> AIM
Quote the part of the entries that opens with their first line and closes with the line containing "448, 403, 573]", including both of those lines.

(Element location data)
== == ==

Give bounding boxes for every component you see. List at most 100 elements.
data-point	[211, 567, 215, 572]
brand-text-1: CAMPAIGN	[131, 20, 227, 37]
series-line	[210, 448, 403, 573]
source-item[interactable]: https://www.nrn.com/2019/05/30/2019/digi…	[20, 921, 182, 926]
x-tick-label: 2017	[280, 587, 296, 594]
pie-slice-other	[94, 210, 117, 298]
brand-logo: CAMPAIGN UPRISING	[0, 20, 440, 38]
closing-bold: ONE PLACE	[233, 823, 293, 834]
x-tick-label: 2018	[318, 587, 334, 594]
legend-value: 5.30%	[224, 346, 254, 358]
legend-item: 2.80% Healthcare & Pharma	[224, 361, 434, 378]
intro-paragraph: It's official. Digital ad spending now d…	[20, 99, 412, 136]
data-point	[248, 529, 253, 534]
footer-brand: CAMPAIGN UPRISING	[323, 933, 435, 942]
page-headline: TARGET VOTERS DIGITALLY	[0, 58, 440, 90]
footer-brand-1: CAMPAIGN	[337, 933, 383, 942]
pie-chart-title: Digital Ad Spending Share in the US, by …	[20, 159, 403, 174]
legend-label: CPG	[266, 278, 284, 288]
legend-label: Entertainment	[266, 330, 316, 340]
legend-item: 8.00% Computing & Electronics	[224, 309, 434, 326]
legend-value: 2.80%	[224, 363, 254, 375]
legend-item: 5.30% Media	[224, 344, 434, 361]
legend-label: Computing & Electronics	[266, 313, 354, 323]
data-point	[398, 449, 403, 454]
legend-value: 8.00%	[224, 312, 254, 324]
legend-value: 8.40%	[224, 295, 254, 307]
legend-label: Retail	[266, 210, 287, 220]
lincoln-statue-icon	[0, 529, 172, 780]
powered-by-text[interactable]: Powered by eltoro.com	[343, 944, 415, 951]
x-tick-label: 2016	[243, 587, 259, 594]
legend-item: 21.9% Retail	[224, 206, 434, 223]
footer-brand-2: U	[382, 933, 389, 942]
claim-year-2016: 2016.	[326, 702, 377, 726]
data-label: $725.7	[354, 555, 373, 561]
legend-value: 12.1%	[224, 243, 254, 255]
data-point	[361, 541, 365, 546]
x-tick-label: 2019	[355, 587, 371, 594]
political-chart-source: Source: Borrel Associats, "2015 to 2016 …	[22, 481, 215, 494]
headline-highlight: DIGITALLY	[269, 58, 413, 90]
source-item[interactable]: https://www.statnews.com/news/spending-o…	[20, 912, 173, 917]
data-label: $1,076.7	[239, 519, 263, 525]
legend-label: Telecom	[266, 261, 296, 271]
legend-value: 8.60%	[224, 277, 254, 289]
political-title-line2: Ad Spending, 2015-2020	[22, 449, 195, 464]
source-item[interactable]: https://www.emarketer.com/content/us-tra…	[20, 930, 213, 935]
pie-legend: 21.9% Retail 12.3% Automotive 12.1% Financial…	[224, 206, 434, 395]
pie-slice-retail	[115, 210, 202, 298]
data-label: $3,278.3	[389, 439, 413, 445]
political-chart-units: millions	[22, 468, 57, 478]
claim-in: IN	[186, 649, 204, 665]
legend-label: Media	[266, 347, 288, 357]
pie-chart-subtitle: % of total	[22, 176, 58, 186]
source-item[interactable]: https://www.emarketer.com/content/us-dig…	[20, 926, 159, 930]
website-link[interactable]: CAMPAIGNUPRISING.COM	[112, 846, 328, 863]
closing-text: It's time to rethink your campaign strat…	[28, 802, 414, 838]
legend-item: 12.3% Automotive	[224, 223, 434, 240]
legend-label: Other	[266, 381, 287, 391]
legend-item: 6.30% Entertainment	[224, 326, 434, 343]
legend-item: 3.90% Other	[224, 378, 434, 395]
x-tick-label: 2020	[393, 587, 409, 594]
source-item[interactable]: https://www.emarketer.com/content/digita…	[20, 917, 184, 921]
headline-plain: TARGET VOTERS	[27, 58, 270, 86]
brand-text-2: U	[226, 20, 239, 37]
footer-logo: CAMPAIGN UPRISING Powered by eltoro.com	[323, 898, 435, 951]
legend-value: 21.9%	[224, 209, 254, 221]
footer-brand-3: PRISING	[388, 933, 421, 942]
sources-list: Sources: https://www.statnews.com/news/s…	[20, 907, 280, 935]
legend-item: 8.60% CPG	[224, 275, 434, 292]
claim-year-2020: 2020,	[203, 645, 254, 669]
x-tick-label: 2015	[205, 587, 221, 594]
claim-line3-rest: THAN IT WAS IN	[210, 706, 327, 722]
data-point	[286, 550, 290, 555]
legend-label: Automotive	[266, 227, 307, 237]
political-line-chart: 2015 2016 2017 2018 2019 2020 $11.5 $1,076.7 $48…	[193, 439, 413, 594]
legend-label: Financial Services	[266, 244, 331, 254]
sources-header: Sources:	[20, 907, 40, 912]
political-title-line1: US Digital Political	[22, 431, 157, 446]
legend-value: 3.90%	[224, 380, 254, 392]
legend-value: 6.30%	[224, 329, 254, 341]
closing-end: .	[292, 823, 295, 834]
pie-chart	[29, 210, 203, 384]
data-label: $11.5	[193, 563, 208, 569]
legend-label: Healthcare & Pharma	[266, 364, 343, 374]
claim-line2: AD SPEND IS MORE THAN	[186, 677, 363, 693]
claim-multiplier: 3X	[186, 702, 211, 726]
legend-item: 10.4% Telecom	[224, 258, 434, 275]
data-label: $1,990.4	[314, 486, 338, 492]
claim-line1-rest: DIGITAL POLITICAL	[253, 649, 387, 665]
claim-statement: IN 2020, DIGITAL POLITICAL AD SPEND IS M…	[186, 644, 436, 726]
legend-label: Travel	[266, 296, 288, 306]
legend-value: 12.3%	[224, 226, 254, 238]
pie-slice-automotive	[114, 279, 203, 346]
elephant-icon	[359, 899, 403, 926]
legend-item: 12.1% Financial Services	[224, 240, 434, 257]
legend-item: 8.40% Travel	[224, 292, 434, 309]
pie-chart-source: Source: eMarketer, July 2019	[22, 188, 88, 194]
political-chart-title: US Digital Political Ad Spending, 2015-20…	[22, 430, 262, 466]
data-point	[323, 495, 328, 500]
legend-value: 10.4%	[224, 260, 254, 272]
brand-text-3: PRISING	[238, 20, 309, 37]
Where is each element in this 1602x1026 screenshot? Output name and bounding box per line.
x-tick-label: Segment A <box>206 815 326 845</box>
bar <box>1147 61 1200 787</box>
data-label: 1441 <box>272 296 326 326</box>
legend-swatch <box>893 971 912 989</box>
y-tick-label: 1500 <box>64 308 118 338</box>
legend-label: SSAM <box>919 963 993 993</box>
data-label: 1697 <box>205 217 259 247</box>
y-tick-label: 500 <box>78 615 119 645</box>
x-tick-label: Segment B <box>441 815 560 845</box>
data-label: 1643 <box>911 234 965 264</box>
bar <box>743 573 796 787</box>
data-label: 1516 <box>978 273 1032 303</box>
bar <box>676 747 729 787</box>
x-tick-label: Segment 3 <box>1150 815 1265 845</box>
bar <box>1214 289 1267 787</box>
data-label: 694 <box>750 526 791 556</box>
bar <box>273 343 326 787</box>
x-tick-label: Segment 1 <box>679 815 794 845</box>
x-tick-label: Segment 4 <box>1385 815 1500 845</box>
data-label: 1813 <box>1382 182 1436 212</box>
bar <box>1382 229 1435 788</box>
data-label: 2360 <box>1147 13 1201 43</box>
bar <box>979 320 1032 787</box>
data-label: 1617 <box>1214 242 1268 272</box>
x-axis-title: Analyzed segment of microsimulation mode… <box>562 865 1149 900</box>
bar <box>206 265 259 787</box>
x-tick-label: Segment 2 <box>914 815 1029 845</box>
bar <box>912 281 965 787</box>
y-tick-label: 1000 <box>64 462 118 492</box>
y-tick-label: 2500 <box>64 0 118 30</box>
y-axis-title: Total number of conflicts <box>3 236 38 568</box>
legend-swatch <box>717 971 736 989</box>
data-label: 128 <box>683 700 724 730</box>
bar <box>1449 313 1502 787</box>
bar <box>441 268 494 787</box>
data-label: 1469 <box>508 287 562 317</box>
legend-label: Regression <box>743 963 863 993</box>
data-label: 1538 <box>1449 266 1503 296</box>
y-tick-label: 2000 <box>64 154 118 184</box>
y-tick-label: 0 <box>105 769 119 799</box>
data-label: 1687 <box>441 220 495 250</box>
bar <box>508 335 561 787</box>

== == ==

> ANSWER FOR THE TASK
Give bounding boxes for every component you see. List at most 100 elements.
data-point	[211, 567, 215, 572]
brand-text-1: CAMPAIGN	[131, 20, 227, 37]
series-line	[210, 448, 403, 573]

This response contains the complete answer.